▶ _Task prompt_: All the data below goes into the copy word for word, but the pictures don't.

○ ○ ○ ○ ○

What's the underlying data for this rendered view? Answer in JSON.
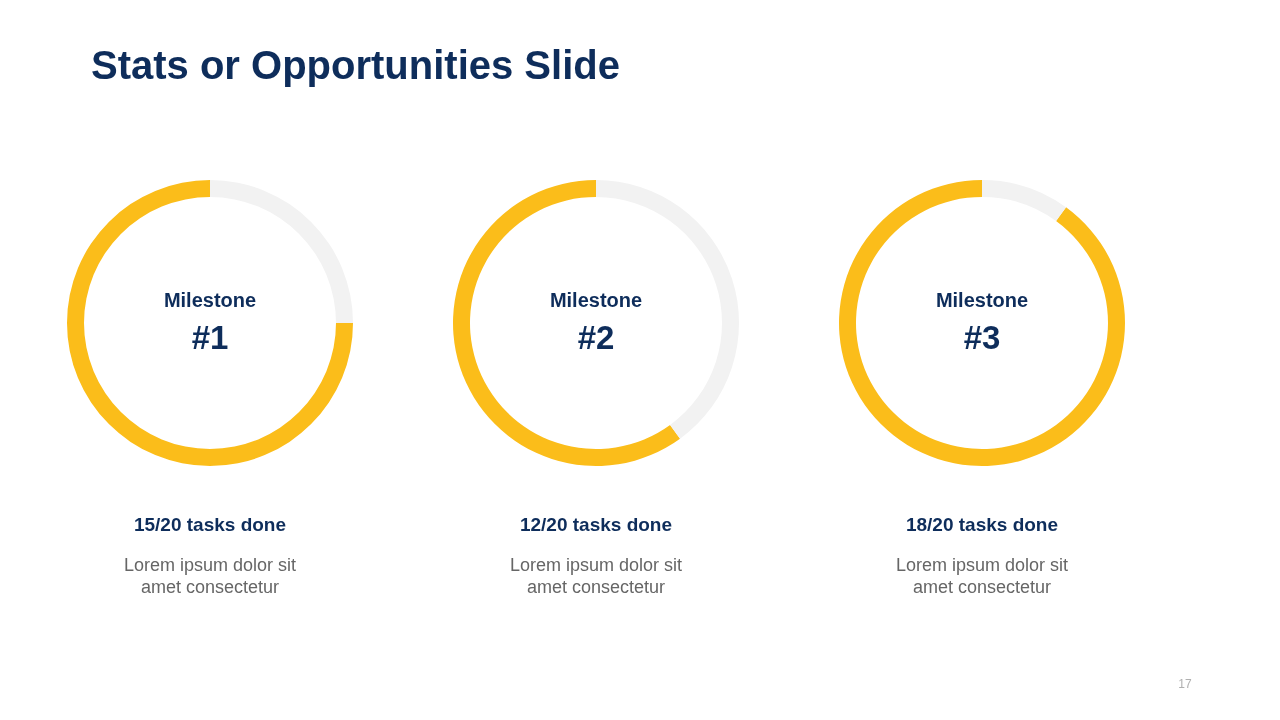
{
  "chart_data": [
    {
      "type": "other",
      "title": "Stats or Opportunities Slide",
      "annotations": [
        "17"
      ]
    },
    {
      "type": "donut",
      "title": "Milestone",
      "subtitle": "#1",
      "categories": [
        null,
        null
      ],
      "values": [
        75,
        25
      ],
      "colors": [
        "#fbbd1a",
        "#f2f2f2"
      ],
      "annotations": [
        "15/20 tasks done",
        "Lorem ipsum dolor sit\namet consectetur"
      ]
    },
    {
      "type": "donut",
      "title": "Milestone",
      "subtitle": "#2",
      "categories": [
        null,
        null
      ],
      "values": [
        60,
        40
      ],
      "colors": [
        "#fbbd1a",
        "#f2f2f2"
      ],
      "annotations": [
        "12/20 tasks done",
        "Lorem ipsum dolor sit\namet consectetur"
      ]
    },
    {
      "type": "donut",
      "title": "Milestone",
      "subtitle": "#3",
      "categories": [
        null,
        null
      ],
      "values": [
        90,
        10
      ],
      "colors": [
        "#fbbd1a",
        "#f2f2f2"
      ],
      "annotations": [
        "18/20 tasks done",
        "Lorem ipsum dolor sit\namet consectetur"
      ]
    }
  ]
}
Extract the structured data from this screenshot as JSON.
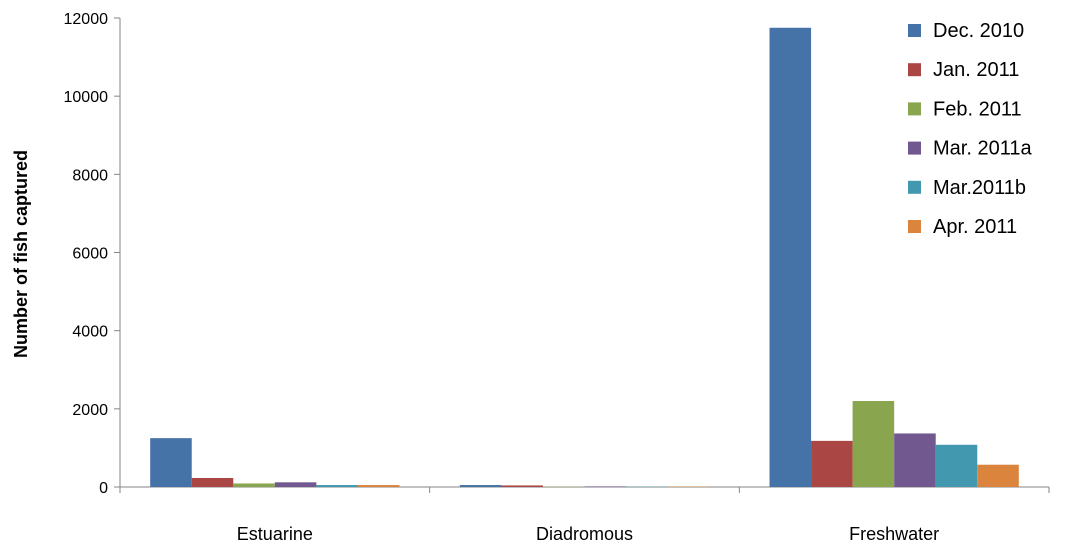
{
  "chart_data": {
    "type": "bar",
    "title": "",
    "xlabel": "",
    "ylabel": "Number of fish captured",
    "ylim": [
      0,
      12000
    ],
    "yticks": [
      0,
      2000,
      4000,
      6000,
      8000,
      10000,
      12000
    ],
    "grid": false,
    "legend_position": "top-right",
    "categories": [
      "Estuarine",
      "Diadromous",
      "Freshwater"
    ],
    "series": [
      {
        "name": "Dec. 2010",
        "color": "#4572A7",
        "values": [
          1250,
          50,
          11750
        ]
      },
      {
        "name": "Jan. 2011",
        "color": "#AA4643",
        "values": [
          230,
          40,
          1180
        ]
      },
      {
        "name": "Feb. 2011",
        "color": "#89A54E",
        "values": [
          90,
          10,
          2200
        ]
      },
      {
        "name": "Mar. 2011a",
        "color": "#71588F",
        "values": [
          120,
          15,
          1370
        ]
      },
      {
        "name": "Mar.2011b",
        "color": "#4198AF",
        "values": [
          50,
          10,
          1080
        ]
      },
      {
        "name": "Apr. 2011",
        "color": "#DB843D",
        "values": [
          50,
          10,
          570
        ]
      }
    ]
  }
}
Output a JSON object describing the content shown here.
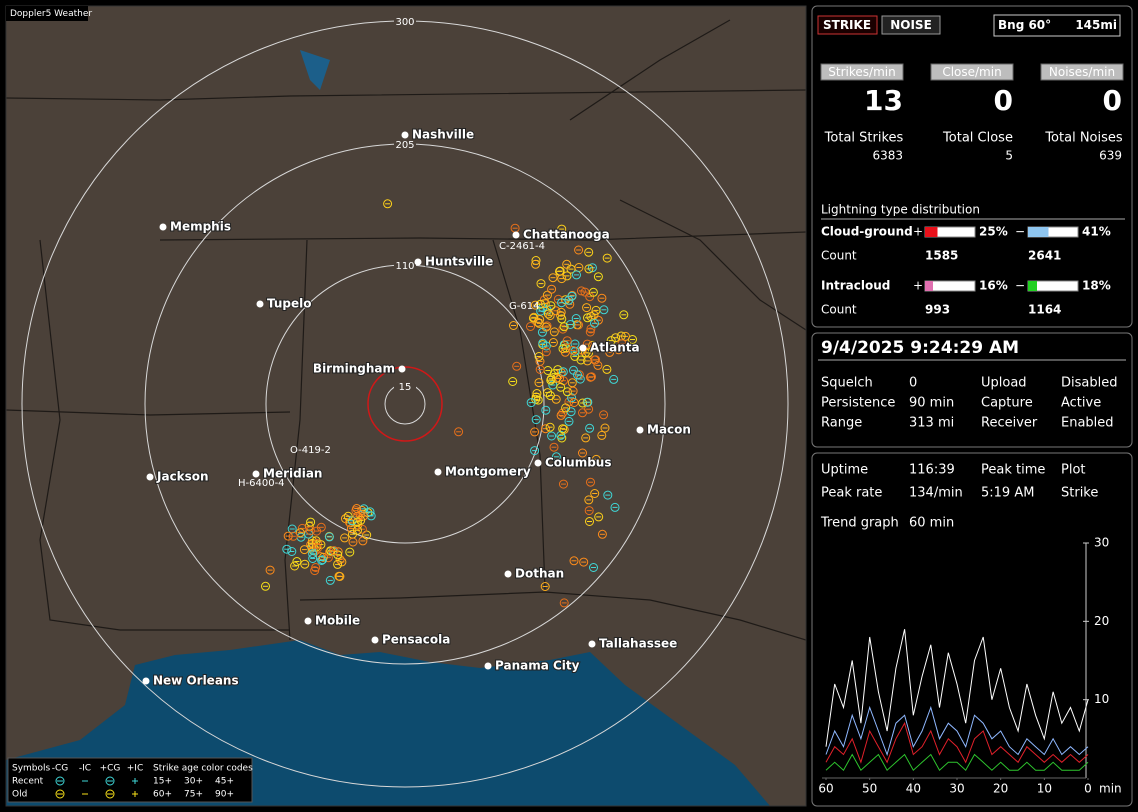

○ ○ ○ ○ ○

▶ _Exercise response_:
What's the underlying data for this rendered view? Answer in JSON.
{
  "chart_data": [
    {
      "type": "other",
      "title": "Stats or Opportunities Slide",
      "annotations": [
        "17"
      ]
    },
    {
      "type": "donut",
      "title": "Milestone",
      "subtitle": "#1",
      "categories": [
        null,
        null
      ],
      "values": [
        75,
        25
      ],
      "colors": [
        "#fbbd1a",
        "#f2f2f2"
      ],
      "annotations": [
        "15/20 tasks done",
        "Lorem ipsum dolor sit\namet consectetur"
      ]
    },
    {
      "type": "donut",
      "title": "Milestone",
      "subtitle": "#2",
      "categories": [
        null,
        null
      ],
      "values": [
        60,
        40
      ],
      "colors": [
        "#fbbd1a",
        "#f2f2f2"
      ],
      "annotations": [
        "12/20 tasks done",
        "Lorem ipsum dolor sit\namet consectetur"
      ]
    },
    {
      "type": "donut",
      "title": "Milestone",
      "subtitle": "#3",
      "categories": [
        null,
        null
      ],
      "values": [
        90,
        10
      ],
      "colors": [
        "#fbbd1a",
        "#f2f2f2"
      ],
      "annotations": [
        "18/20 tasks done",
        "Lorem ipsum dolor sit\namet consectetur"
      ]
    }
  ]
}
Extract the structured data from this screenshot as JSON.
{
  "chart_data": {
    "type": "bar",
    "title": "",
    "xlabel": "",
    "ylabel": "Number of fish captured",
    "ylim": [
      0,
      12000
    ],
    "yticks": [
      0,
      2000,
      4000,
      6000,
      8000,
      10000,
      12000
    ],
    "grid": false,
    "legend_position": "top-right",
    "categories": [
      "Estuarine",
      "Diadromous",
      "Freshwater"
    ],
    "series": [
      {
        "name": "Dec. 2010",
        "color": "#4572A7",
        "values": [
          1250,
          50,
          11750
        ]
      },
      {
        "name": "Jan. 2011",
        "color": "#AA4643",
        "values": [
          230,
          40,
          1180
        ]
      },
      {
        "name": "Feb. 2011",
        "color": "#89A54E",
        "values": [
          90,
          10,
          2200
        ]
      },
      {
        "name": "Mar. 2011a",
        "color": "#71588F",
        "values": [
          120,
          15,
          1370
        ]
      },
      {
        "name": "Mar.2011b",
        "color": "#4198AF",
        "values": [
          50,
          10,
          1080
        ]
      },
      {
        "name": "Apr. 2011",
        "color": "#DB843D",
        "values": [
          50,
          10,
          570
        ]
      }
    ]
  }
}
Output a JSON object describing the content shown here.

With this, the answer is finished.